[BEGIN Data entries]

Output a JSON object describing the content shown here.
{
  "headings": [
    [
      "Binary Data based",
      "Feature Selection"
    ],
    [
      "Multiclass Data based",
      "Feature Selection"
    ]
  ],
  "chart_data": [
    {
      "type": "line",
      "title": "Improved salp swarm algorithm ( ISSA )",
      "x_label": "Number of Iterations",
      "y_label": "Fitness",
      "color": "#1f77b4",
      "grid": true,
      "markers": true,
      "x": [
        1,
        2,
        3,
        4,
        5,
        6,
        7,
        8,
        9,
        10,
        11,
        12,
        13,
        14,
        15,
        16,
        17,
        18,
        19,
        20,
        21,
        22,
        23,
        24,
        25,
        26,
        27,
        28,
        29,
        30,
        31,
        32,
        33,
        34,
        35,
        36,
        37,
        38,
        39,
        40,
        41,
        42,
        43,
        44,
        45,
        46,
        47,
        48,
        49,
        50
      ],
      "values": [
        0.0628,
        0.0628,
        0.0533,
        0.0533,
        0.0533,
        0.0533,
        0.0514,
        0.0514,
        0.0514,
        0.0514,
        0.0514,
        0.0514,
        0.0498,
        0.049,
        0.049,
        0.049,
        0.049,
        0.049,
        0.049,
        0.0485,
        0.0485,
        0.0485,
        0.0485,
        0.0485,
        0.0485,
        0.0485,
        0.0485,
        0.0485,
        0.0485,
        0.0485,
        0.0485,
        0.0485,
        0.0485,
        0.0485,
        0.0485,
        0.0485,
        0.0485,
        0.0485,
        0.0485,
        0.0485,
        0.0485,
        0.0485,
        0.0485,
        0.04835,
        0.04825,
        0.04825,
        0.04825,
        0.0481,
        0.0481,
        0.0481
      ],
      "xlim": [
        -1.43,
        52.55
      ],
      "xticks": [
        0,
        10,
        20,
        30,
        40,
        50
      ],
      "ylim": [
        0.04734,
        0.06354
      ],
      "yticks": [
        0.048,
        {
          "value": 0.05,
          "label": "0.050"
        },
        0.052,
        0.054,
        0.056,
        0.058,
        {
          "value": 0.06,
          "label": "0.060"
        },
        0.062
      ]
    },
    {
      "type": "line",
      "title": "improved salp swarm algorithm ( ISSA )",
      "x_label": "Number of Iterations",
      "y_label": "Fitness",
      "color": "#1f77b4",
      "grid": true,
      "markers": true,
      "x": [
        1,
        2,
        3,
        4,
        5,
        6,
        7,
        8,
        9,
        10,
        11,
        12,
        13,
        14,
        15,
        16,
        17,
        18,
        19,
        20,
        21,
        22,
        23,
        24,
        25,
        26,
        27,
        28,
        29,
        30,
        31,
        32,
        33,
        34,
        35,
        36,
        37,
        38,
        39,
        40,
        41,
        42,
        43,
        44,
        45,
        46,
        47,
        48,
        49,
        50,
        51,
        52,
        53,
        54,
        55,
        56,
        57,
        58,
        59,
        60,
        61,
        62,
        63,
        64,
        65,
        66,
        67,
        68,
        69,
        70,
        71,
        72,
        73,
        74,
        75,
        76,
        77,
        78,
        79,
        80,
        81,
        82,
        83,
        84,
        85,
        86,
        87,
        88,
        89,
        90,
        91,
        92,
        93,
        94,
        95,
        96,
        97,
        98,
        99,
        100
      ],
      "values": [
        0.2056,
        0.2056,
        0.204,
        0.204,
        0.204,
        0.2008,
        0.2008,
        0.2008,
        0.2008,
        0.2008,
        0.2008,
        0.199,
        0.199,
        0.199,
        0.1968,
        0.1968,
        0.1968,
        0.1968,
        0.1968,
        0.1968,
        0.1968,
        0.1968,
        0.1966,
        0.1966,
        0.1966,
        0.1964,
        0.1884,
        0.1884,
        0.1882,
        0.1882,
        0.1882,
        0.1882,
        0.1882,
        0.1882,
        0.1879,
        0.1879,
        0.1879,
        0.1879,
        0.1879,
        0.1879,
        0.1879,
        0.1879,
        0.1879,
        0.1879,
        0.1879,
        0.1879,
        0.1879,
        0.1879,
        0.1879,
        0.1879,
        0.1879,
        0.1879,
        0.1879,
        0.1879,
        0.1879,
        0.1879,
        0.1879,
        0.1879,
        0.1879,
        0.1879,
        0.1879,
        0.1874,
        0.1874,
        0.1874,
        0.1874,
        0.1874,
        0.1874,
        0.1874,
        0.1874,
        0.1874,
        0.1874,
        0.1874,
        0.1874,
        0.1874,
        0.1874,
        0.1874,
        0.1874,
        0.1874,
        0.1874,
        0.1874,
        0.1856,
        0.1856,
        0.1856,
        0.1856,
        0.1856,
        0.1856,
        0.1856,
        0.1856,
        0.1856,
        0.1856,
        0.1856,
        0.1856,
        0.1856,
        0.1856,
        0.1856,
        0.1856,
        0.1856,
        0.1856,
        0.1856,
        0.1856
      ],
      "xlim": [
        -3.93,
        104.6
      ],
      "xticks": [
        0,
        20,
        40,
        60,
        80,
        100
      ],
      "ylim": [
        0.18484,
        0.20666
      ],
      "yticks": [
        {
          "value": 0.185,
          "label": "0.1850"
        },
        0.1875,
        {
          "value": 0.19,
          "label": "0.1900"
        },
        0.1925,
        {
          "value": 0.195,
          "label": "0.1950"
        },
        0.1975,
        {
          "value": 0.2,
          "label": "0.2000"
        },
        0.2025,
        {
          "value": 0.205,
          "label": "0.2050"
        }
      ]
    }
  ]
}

[END Data entries]

#### Written request
Give an exact copy of all the data shown above.

#### Response below
Output a JSON object describing the content shown here.
{
  "headings": [
    [
      "Binary Data based",
      "Feature Selection"
    ],
    [
      "Multiclass Data based",
      "Feature Selection"
    ]
  ],
  "chart_data": [
    {
      "type": "line",
      "title": "Improved salp swarm algorithm ( ISSA )",
      "x_label": "Number of Iterations",
      "y_label": "Fitness",
      "color": "#1f77b4",
      "grid": true,
      "markers": true,
      "x": [
        1,
        2,
        3,
        4,
        5,
        6,
        7,
        8,
        9,
        10,
        11,
        12,
        13,
        14,
        15,
        16,
        17,
        18,
        19,
        20,
        21,
        22,
        23,
        24,
        25,
        26,
        27,
        28,
        29,
        30,
        31,
        32,
        33,
        34,
        35,
        36,
        37,
        38,
        39,
        40,
        41,
        42,
        43,
        44,
        45,
        46,
        47,
        48,
        49,
        50
      ],
      "values": [
        0.0628,
        0.0628,
        0.0533,
        0.0533,
        0.0533,
        0.0533,
        0.0514,
        0.0514,
        0.0514,
        0.0514,
        0.0514,
        0.0514,
        0.0498,
        0.049,
        0.049,
        0.049,
        0.049,
        0.049,
        0.049,
        0.0485,
        0.0485,
        0.0485,
        0.0485,
        0.0485,
        0.0485,
        0.0485,
        0.0485,
        0.0485,
        0.0485,
        0.0485,
        0.0485,
        0.0485,
        0.0485,
        0.0485,
        0.0485,
        0.0485,
        0.0485,
        0.0485,
        0.0485,
        0.0485,
        0.0485,
        0.0485,
        0.0485,
        0.04835,
        0.04825,
        0.04825,
        0.04825,
        0.0481,
        0.0481,
        0.0481
      ],
      "xlim": [
        -1.43,
        52.55
      ],
      "xticks": [
        0,
        10,
        20,
        30,
        40,
        50
      ],
      "ylim": [
        0.04734,
        0.06354
      ],
      "yticks": [
        0.048,
        {
          "value": 0.05,
          "label": "0.050"
        },
        0.052,
        0.054,
        0.056,
        0.058,
        {
          "value": 0.06,
          "label": "0.060"
        },
        0.062
      ]
    },
    {
      "type": "line",
      "title": "improved salp swarm algorithm ( ISSA )",
      "x_label": "Number of Iterations",
      "y_label": "Fitness",
      "color": "#1f77b4",
      "grid": true,
      "markers": true,
      "x": [
        1,
        2,
        3,
        4,
        5,
        6,
        7,
        8,
        9,
        10,
        11,
        12,
        13,
        14,
        15,
        16,
        17,
        18,
        19,
        20,
        21,
        22,
        23,
        24,
        25,
        26,
        27,
        28,
        29,
        30,
        31,
        32,
        33,
        34,
        35,
        36,
        37,
        38,
        39,
        40,
        41,
        42,
        43,
        44,
        45,
        46,
        47,
        48,
        49,
        50,
        51,
        52,
        53,
        54,
        55,
        56,
        57,
        58,
        59,
        60,
        61,
        62,
        63,
        64,
        65,
        66,
        67,
        68,
        69,
        70,
        71,
        72,
        73,
        74,
        75,
        76,
        77,
        78,
        79,
        80,
        81,
        82,
        83,
        84,
        85,
        86,
        87,
        88,
        89,
        90,
        91,
        92,
        93,
        94,
        95,
        96,
        97,
        98,
        99,
        100
      ],
      "values": [
        0.2056,
        0.2056,
        0.204,
        0.204,
        0.204,
        0.2008,
        0.2008,
        0.2008,
        0.2008,
        0.2008,
        0.2008,
        0.199,
        0.199,
        0.199,
        0.1968,
        0.1968,
        0.1968,
        0.1968,
        0.1968,
        0.1968,
        0.1968,
        0.1968,
        0.1966,
        0.1966,
        0.1966,
        0.1964,
        0.1884,
        0.1884,
        0.1882,
        0.1882,
        0.1882,
        0.1882,
        0.1882,
        0.1882,
        0.1879,
        0.1879,
        0.1879,
        0.1879,
        0.1879,
        0.1879,
        0.1879,
        0.1879,
        0.1879,
        0.1879,
        0.1879,
        0.1879,
        0.1879,
        0.1879,
        0.1879,
        0.1879,
        0.1879,
        0.1879,
        0.1879,
        0.1879,
        0.1879,
        0.1879,
        0.1879,
        0.1879,
        0.1879,
        0.1879,
        0.1879,
        0.1874,
        0.1874,
        0.1874,
        0.1874,
        0.1874,
        0.1874,
        0.1874,
        0.1874,
        0.1874,
        0.1874,
        0.1874,
        0.1874,
        0.1874,
        0.1874,
        0.1874,
        0.1874,
        0.1874,
        0.1874,
        0.1874,
        0.1856,
        0.1856,
        0.1856,
        0.1856,
        0.1856,
        0.1856,
        0.1856,
        0.1856,
        0.1856,
        0.1856,
        0.1856,
        0.1856,
        0.1856,
        0.1856,
        0.1856,
        0.1856,
        0.1856,
        0.1856,
        0.1856,
        0.1856
      ],
      "xlim": [
        -3.93,
        104.6
      ],
      "xticks": [
        0,
        20,
        40,
        60,
        80,
        100
      ],
      "ylim": [
        0.18484,
        0.20666
      ],
      "yticks": [
        {
          "value": 0.185,
          "label": "0.1850"
        },
        0.1875,
        {
          "value": 0.19,
          "label": "0.1900"
        },
        0.1925,
        {
          "value": 0.195,
          "label": "0.1950"
        },
        0.1975,
        {
          "value": 0.2,
          "label": "0.2000"
        },
        0.2025,
        {
          "value": 0.205,
          "label": "0.2050"
        }
      ]
    }
  ]
}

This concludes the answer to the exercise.